Entries with figure data:
•••

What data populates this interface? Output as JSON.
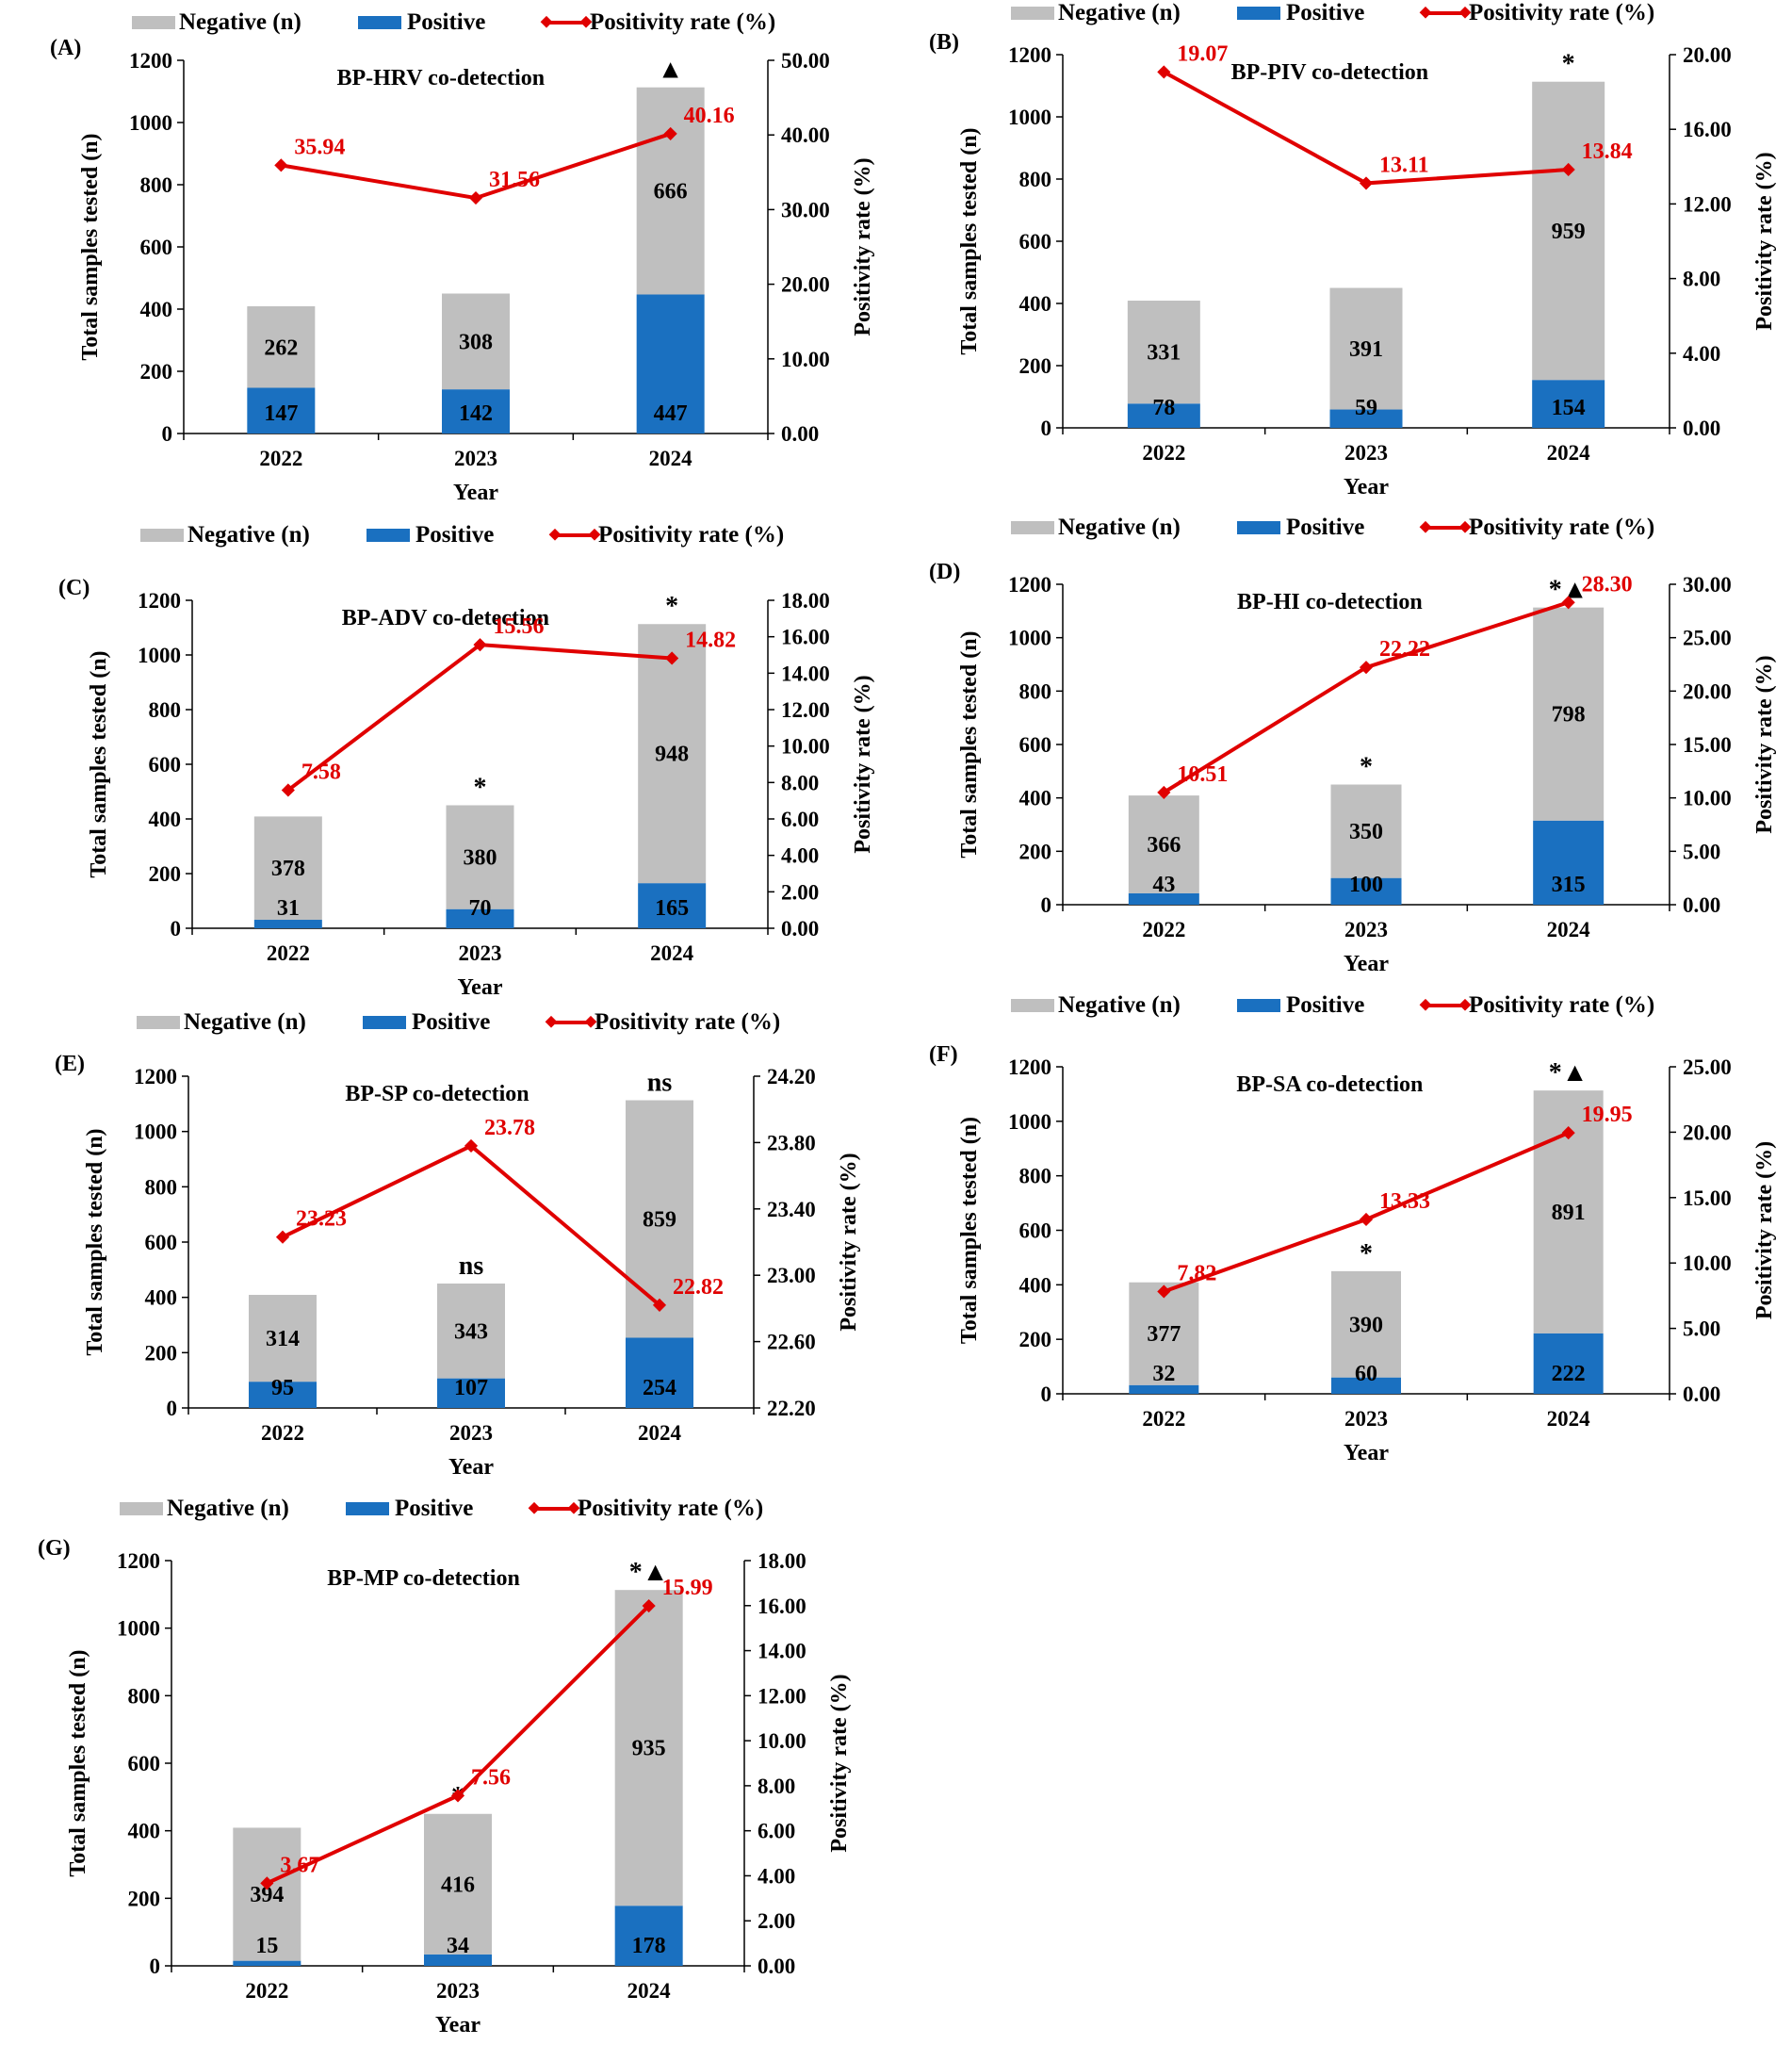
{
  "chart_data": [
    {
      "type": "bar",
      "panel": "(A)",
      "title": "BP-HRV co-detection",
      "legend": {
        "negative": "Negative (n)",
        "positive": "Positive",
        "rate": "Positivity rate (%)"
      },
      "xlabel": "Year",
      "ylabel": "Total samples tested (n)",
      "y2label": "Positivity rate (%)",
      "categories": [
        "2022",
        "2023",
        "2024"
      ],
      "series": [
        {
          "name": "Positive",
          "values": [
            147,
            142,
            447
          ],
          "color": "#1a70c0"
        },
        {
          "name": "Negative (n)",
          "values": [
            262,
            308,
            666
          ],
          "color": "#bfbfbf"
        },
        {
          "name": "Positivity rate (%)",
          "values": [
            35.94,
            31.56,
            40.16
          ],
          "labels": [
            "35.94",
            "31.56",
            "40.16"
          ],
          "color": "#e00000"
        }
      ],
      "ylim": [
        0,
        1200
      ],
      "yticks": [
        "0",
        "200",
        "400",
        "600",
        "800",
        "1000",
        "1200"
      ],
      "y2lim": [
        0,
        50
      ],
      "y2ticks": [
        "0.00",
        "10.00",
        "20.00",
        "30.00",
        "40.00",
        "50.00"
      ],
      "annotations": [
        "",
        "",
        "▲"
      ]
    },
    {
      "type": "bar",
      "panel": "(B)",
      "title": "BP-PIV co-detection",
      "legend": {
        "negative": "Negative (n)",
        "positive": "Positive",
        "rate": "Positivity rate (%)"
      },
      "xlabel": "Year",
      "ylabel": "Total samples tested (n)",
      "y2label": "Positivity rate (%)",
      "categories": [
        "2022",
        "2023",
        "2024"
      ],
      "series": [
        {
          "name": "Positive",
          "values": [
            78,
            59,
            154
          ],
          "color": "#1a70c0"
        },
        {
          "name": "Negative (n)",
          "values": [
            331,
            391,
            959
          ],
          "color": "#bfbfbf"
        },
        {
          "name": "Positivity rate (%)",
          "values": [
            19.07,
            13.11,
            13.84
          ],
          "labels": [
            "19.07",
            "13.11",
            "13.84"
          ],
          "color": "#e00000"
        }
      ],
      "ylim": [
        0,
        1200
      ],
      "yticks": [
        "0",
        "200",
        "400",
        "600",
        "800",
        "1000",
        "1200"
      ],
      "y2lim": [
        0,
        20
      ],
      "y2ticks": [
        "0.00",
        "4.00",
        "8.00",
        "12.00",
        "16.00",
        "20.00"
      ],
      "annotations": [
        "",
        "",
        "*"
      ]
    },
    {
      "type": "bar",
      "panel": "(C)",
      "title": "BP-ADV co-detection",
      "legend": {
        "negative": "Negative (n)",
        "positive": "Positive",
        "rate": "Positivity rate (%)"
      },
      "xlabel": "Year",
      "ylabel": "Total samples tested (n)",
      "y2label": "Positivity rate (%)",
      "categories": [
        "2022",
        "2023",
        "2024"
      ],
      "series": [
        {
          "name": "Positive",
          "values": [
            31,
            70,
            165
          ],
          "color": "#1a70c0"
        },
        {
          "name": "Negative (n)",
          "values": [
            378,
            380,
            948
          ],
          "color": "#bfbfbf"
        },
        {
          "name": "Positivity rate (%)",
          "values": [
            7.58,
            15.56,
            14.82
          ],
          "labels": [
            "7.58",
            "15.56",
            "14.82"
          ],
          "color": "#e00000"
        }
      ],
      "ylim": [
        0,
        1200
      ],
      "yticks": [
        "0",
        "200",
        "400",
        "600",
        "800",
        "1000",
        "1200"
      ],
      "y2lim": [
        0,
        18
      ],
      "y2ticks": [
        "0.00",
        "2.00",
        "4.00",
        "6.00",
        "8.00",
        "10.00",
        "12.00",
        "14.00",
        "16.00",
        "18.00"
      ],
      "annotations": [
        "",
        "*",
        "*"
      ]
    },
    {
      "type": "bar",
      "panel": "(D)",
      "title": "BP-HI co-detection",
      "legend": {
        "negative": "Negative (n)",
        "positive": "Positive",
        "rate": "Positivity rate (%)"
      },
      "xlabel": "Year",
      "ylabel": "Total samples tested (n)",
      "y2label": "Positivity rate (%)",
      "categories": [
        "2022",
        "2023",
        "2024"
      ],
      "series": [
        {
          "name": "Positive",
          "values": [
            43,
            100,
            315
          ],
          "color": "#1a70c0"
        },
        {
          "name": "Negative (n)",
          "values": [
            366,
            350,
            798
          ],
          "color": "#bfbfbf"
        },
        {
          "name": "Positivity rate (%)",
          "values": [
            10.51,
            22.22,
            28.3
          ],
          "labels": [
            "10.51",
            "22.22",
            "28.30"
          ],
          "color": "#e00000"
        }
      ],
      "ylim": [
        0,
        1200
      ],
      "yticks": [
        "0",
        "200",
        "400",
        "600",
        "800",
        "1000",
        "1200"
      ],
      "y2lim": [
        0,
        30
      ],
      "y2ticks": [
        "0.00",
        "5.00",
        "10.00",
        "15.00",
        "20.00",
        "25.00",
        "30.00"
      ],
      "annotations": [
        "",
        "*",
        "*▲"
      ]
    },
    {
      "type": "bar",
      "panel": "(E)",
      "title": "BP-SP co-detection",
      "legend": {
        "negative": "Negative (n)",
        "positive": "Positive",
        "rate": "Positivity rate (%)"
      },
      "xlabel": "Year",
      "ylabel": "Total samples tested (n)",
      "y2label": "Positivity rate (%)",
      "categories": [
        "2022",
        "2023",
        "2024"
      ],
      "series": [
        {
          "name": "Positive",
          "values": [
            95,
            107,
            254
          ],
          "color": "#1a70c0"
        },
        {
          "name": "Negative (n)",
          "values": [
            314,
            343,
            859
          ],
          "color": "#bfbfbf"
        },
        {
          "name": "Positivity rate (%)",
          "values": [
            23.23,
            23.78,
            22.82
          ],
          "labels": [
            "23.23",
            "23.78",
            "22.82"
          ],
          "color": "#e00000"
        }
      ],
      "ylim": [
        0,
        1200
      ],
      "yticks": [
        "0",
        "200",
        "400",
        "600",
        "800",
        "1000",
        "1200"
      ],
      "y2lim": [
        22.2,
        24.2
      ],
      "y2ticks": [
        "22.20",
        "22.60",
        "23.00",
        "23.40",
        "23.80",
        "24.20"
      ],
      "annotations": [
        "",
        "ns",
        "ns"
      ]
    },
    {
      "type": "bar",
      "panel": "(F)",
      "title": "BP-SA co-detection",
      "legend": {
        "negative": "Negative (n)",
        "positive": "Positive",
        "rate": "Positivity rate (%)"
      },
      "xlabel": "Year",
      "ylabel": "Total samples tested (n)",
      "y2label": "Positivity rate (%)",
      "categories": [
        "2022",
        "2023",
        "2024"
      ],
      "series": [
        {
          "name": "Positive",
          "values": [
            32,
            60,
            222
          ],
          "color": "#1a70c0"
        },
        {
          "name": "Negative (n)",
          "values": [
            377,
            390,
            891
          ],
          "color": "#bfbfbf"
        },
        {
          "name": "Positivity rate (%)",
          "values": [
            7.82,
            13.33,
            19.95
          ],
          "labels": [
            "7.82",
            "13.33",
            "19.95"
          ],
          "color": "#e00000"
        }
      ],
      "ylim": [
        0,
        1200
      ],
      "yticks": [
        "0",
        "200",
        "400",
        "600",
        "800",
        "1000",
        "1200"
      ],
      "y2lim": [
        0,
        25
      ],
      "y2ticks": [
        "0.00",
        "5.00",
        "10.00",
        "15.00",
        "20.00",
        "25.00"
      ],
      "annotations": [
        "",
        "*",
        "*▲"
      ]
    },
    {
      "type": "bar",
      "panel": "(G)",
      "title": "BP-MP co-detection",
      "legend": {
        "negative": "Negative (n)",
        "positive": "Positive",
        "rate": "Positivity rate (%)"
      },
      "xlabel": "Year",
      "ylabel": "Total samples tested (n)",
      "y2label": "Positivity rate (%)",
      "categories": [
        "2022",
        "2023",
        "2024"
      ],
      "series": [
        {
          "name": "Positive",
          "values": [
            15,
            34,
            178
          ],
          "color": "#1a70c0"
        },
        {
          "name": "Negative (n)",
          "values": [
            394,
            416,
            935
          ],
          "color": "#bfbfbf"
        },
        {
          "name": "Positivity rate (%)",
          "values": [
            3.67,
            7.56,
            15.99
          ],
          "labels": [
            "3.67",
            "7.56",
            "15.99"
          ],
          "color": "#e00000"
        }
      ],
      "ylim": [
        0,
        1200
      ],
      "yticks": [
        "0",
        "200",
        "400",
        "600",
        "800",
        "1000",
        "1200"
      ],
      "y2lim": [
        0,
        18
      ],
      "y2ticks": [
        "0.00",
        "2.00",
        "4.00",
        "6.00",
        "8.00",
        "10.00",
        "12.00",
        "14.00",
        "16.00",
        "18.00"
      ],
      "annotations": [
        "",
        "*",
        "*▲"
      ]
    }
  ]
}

•••

* REQUEST
Using the listing above, show each line holding the string "title".

* REPLY
      "title": "BP-HRV co-detection",
      "title": "BP-PIV co-detection",
      "title": "BP-ADV co-detection",
      "title": "BP-HI co-detection",
      "title": "BP-SP co-detection",
      "title": "BP-SA co-detection",
      "title": "BP-MP co-detection",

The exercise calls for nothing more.